%%

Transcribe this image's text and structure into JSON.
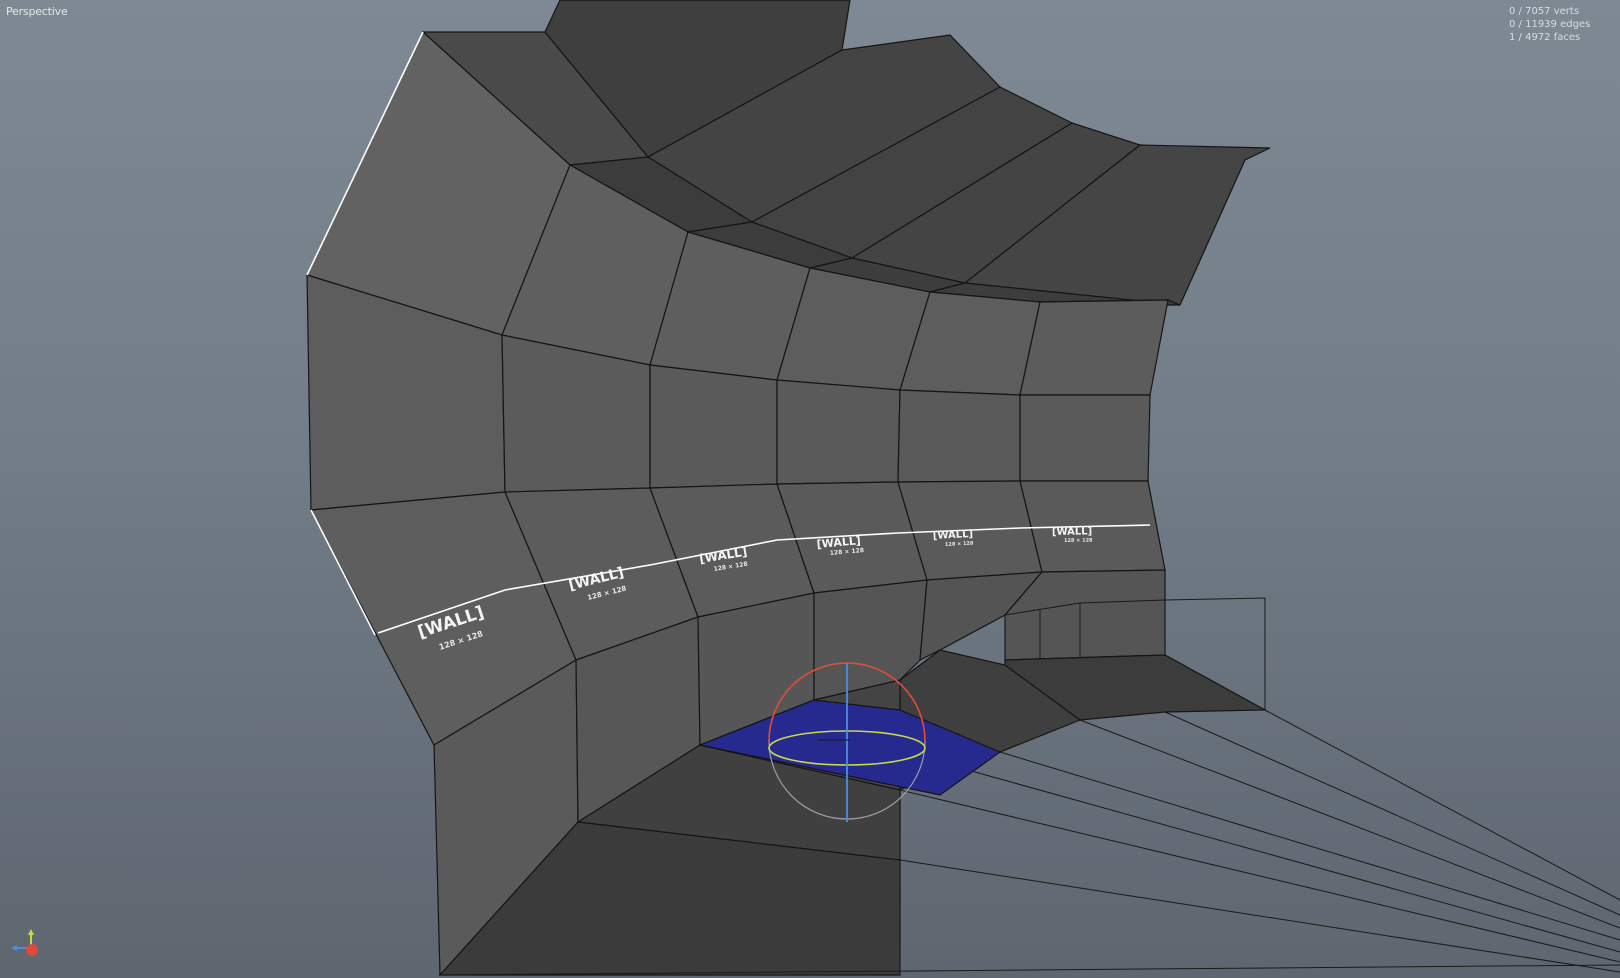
{
  "viewport": {
    "view_name": "Perspective"
  },
  "stats": {
    "verts": "0 / 7057 verts",
    "edges": "0 / 11939 edges",
    "faces": "1 / 4972 faces"
  },
  "textures": {
    "wall_label": "[WALL]",
    "wall_size": "128 × 128"
  },
  "colors": {
    "background_top": "#7e8993",
    "background_bottom": "#5e6670",
    "wall_face": "#5d5d5d",
    "ceiling_face": "#454545",
    "floor_face": "#3e3e3e",
    "selected_face": "#252a8c",
    "edge": "#111111",
    "gizmo_x": "#e04a3a",
    "gizmo_y": "#c8d84a",
    "gizmo_z": "#4a8fe0"
  },
  "icons": {
    "axis": "axis-gizmo-icon",
    "manipulator": "rotate-manipulator-icon"
  }
}
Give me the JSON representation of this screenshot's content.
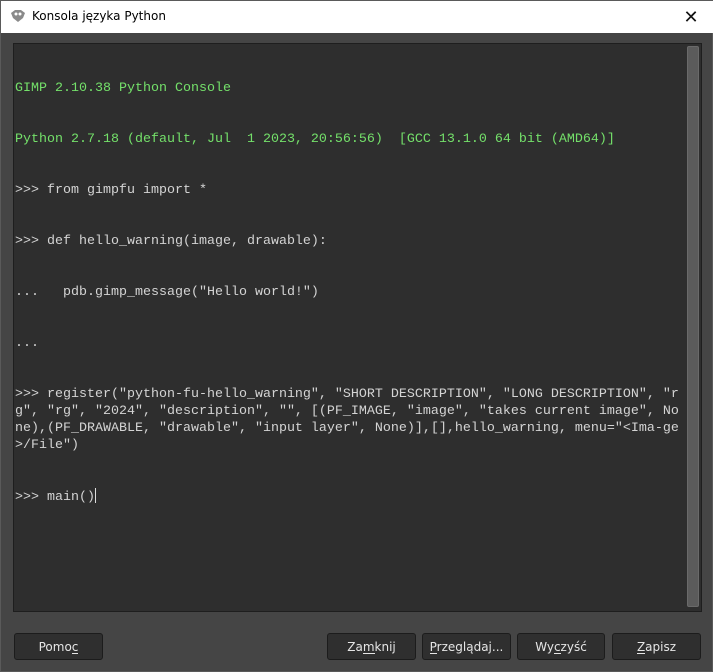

%%

_Problem statement_.
Copy every line of the listing where the word "this" appears.

_Completed task_.
Transcribe this image's text and structure into JSON.
Give me the JSON representation of this screenshot's content.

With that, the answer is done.